Start of Selected extract

MonitoringHost.exe crashing loop, a cry for help.

Hi All,

I have a wierd problem, that I can’t find a solution for.
We have several SCOM environments that we manage, all versions of SCOM.
A week ago, we started getting an Alert from a handfull of servers “System Center Management Health Service Unloaded System Rule(s)”
Normally when i get this error, I restart the agent or flush the health cache, this have alway in ther past fixed this problem.

But now we have 5 servers in our primary Management Group (1800 agents) with this error, they all failed about the samme time, and the normal fix does not work.

After doing a deeper investigation, the OpsMgr eventlog reveals that the MonitoringHost is crashing, starting up, crashing etc…
The error is :

A monitoring host is unresponsive or has crashed. The status code for the host failure was 2164195371.

The errors in the application log reveals there is a problem with read/write to memory (all servers are Virtual)

Application: MonitoringHost.exe Framework Version: v4.0.30319 Description: The application requested process termination through System.Environment.FailFast(string message). Message: Attempted to read or write protected memory. This is often an indication that other memory is corrupt. Stack: at System.Environment.FailFast(System.String)

What we have tried so far, is to update an agent from a 2012R2, to latest 2019. No difference.
Remove the agent from the Management Group, remove agent software, reinstalling and adding the agent to the Management Group. No difference.
Remove the agent from the Management Group (2012R2), and add it to another Management Group (2019). This resulted in the agent worked as intended.

End of Selected extract

▸ Problem 1: Print the portion of the forum thread about MonitoringHost.exe crashes that opens with the words containing "The errors in" and closes with "Group. No difference.".
▸ Problem 2: From the forum thread about MonitoringHost.exe crashes, list every measure described after "What we have tried so far," and give the result the thread reports for each.
Rely solely on the forum thread about MonitoringHost.exe crashes, drawing on nothing else.

Start of Excerpted records

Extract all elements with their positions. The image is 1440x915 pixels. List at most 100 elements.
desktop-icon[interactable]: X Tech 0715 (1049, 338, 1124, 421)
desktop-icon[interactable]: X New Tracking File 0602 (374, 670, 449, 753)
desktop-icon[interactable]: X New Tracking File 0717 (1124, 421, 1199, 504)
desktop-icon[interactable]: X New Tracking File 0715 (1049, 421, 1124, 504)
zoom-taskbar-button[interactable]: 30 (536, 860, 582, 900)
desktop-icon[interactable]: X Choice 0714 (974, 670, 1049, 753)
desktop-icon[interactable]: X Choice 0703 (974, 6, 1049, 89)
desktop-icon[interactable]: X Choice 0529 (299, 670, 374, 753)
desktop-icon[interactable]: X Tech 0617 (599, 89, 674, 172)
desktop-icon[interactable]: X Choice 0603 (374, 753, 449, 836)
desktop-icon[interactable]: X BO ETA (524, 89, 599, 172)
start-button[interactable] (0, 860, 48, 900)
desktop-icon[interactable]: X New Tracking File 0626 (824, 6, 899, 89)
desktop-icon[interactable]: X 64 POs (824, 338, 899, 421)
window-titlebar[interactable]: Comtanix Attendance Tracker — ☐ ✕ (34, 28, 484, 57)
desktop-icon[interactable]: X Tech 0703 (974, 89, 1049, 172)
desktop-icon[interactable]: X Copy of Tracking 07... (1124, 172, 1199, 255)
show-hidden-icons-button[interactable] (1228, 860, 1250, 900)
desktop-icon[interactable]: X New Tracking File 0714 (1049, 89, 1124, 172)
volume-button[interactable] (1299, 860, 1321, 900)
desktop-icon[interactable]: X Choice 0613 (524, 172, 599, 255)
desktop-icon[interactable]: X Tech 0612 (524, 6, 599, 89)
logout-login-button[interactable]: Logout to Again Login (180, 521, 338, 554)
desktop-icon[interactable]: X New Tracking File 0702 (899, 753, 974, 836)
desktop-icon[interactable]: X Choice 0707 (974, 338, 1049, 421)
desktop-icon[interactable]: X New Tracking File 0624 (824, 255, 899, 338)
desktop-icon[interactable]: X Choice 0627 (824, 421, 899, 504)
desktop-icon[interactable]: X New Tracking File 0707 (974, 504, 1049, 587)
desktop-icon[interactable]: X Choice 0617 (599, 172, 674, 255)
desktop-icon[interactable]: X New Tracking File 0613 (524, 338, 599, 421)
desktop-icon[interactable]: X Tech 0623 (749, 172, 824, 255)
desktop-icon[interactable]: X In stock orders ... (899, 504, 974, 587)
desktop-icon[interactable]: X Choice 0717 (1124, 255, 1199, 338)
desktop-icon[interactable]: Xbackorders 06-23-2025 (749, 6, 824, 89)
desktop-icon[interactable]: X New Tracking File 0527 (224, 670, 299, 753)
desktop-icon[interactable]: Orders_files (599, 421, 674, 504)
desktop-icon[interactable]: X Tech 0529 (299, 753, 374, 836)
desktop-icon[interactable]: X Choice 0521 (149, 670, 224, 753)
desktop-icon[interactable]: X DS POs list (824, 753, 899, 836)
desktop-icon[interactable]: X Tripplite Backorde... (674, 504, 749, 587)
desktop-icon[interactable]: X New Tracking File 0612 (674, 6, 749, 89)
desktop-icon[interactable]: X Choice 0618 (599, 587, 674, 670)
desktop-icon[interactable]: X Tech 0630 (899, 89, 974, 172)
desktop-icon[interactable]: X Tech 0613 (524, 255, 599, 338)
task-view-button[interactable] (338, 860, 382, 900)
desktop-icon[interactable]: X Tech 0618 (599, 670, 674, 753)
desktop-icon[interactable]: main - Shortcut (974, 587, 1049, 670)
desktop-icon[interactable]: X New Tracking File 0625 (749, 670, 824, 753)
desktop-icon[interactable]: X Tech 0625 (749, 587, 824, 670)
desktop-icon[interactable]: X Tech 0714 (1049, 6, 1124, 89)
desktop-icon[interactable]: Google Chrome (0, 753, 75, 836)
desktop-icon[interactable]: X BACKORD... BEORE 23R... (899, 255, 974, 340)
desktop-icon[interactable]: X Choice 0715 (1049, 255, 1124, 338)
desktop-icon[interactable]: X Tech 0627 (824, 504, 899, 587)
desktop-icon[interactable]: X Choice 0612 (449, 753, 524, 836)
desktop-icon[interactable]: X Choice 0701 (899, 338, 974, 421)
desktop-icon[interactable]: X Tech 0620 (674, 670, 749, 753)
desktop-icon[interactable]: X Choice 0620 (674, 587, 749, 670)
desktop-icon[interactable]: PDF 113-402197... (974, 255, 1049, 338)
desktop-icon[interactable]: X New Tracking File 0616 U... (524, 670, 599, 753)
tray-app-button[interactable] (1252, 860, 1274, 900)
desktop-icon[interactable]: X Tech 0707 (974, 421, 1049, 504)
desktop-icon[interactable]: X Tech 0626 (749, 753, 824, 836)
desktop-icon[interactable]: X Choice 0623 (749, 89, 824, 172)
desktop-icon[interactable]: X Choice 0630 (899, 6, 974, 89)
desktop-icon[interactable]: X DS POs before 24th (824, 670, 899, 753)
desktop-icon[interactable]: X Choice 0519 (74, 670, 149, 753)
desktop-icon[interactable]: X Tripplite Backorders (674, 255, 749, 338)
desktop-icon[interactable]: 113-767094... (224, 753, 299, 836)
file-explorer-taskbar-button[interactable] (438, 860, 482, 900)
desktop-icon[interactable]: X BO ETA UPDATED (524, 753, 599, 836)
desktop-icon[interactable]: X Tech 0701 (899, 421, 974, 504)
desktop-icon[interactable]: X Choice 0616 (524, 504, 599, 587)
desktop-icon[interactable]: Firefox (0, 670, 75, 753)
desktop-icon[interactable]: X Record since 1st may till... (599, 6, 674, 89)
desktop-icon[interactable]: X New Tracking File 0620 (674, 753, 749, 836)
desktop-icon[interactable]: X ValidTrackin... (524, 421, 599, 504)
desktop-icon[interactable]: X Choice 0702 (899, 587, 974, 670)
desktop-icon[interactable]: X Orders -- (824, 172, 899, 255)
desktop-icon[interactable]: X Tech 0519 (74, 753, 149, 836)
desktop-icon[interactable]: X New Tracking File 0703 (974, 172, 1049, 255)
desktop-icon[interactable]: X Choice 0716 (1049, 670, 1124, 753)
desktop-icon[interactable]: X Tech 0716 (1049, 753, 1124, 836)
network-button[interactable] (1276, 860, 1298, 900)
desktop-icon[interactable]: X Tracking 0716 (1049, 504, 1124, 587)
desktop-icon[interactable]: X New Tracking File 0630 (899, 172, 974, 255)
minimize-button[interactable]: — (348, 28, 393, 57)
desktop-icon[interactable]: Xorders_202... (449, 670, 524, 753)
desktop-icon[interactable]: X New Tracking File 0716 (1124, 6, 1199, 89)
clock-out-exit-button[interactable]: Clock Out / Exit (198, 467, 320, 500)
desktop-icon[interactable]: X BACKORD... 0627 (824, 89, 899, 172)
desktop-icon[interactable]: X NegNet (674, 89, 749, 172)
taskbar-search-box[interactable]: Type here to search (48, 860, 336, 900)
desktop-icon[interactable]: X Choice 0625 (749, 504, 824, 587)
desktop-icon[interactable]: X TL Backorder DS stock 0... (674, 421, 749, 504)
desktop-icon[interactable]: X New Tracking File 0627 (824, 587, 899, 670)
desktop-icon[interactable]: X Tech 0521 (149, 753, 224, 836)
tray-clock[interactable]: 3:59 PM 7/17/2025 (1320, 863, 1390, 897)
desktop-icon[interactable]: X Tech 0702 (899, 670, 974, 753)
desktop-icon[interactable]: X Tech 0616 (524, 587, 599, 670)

End of Excerpted records

▸ Task response 1:
The errors in the application log reveals there is a problem with read/write to memory (all servers are Virtual)

Application: MonitoringHost.exe Framework Version: v4.0.30319 Description: The application requested process termination through System.Environment.FailFast(string message). Message: Attempted to read or write protected memory. This is often an indication that other memory is corrupt. Stack: at System.Environment.FailFast(System.String)

What we have tried so far, is to update an agent from a 2012R2, to latest 2019. No difference.
Remove the agent from the Management Group, remove agent software, reinstalling and adding the agent to the Management Group. No difference.

▸ Task response 2:
- Updating an agent from 2012R2 to the latest 2019: no difference.
- Removing the agent from the Management Group, removing the agent software, then reinstalling it and adding it back to the Management Group: no difference.
- Removing the agent from the Management Group (2012R2) and adding it to another Management Group (2019): the agent worked as intended.